Goal
Omit all pictures. Copy the rest of the material exactly.

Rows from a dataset
• • • • • • •

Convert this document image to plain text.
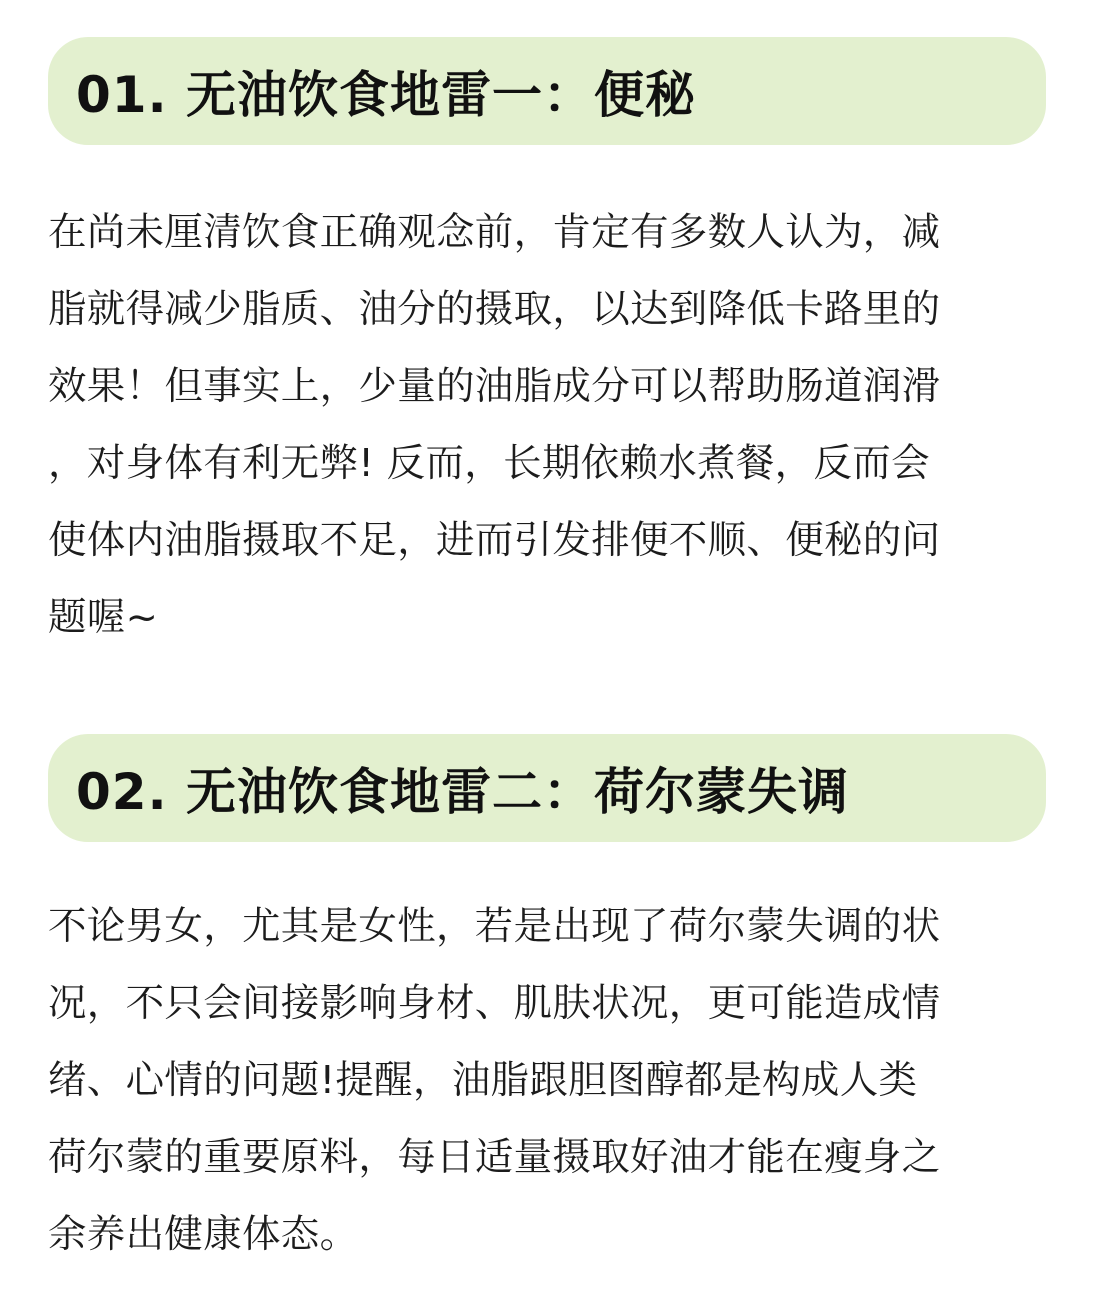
01. 无油饮食地雷一：便秘

在尚未厘清饮食正确观念前，肯定有多数人认为，减
脂就得减少脂质、油分的摄取，以达到降低卡路里的
效果！但事实上，少量的油脂成分可以帮助肠道润滑
，对身体有利无弊! 反而，长期依赖水煮餐，反而会
使体内油脂摄取不足，进而引发排便不顺、便秘的问
题喔~

02. 无油饮食地雷二：荷尔蒙失调

不论男女，尤其是女性，若是出现了荷尔蒙失调的状
况，不只会间接影响身材、肌肤状况，更可能造成情
绪、心情的问题!提醒，油脂跟胆图醇都是构成人类
荷尔蒙的重要原料，每日适量摄取好油才能在瘦身之
余养出健康体态。
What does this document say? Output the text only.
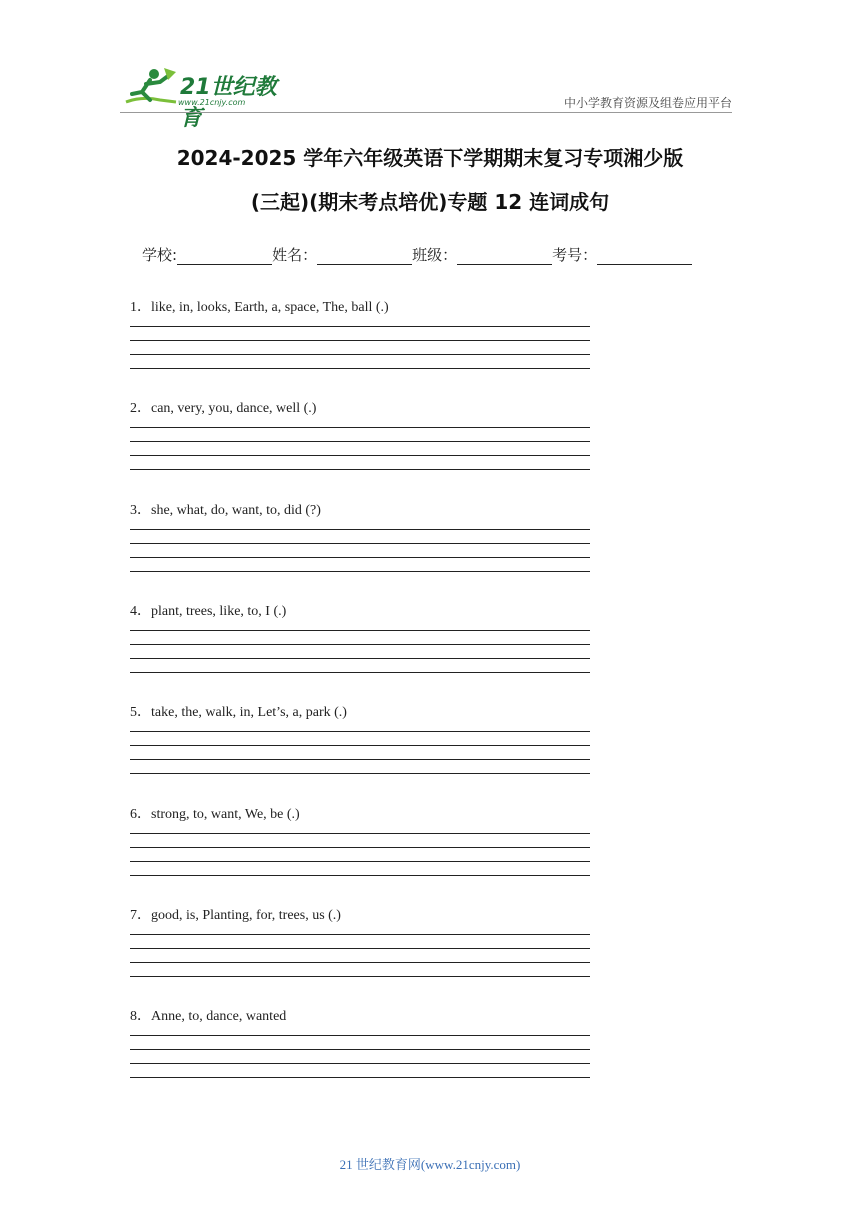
21世纪教育
www.21cnjy.com	中小学教育资源及组卷应用平台
2024-2025 学年六年级英语下学期期末复习专项湘少版
(三起)(期末考点培优)专题 12 连词成句
学校:	姓名：	班级：	考号：
1．like, in, looks, Earth, a, space, The, ball (.)
2．can, very, you, dance, well (.)
3．she, what, do, want, to, did (?)
4．plant, trees, like, to, I (.)
5．take, the, walk, in, Let’s, a, park (.)
6．strong, to, want, We, be (.)
7．good, is, Planting, for, trees, us (.)
8．Anne, to, dance, wanted
21 世纪教育网(www.21cnjy.com)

• • • • • • •

Output for this exercise
Convert this document image to plain text.
01. 无油饮食地雷一：便秘

在尚未厘清饮食正确观念前，肯定有多数人认为，减
脂就得减少脂质、油分的摄取，以达到降低卡路里的
效果！但事实上，少量的油脂成分可以帮助肠道润滑
，对身体有利无弊! 反而，长期依赖水煮餐，反而会
使体内油脂摄取不足，进而引发排便不顺、便秘的问
题喔~

02. 无油饮食地雷二：荷尔蒙失调

不论男女，尤其是女性，若是出现了荷尔蒙失调的状
况，不只会间接影响身材、肌肤状况，更可能造成情
绪、心情的问题!提醒，油脂跟胆图醇都是构成人类
荷尔蒙的重要原料，每日适量摄取好油才能在瘦身之
余养出健康体态。
What does this document say? Output the text only.
21世纪教育
www.21cnjy.com	中小学教育资源及组卷应用平台
2024-2025 学年六年级英语下学期期末复习专项湘少版
(三起)(期末考点培优)专题 12 连词成句
学校:	姓名：	班级：	考号：
1．like, in, looks, Earth, a, space, The, ball (.)
2．can, very, you, dance, well (.)
3．she, what, do, want, to, did (?)
4．plant, trees, like, to, I (.)
5．take, the, walk, in, Let’s, a, park (.)
6．strong, to, want, We, be (.)
7．good, is, Planting, for, trees, us (.)
8．Anne, to, dance, wanted
21 世纪教育网(www.21cnjy.com)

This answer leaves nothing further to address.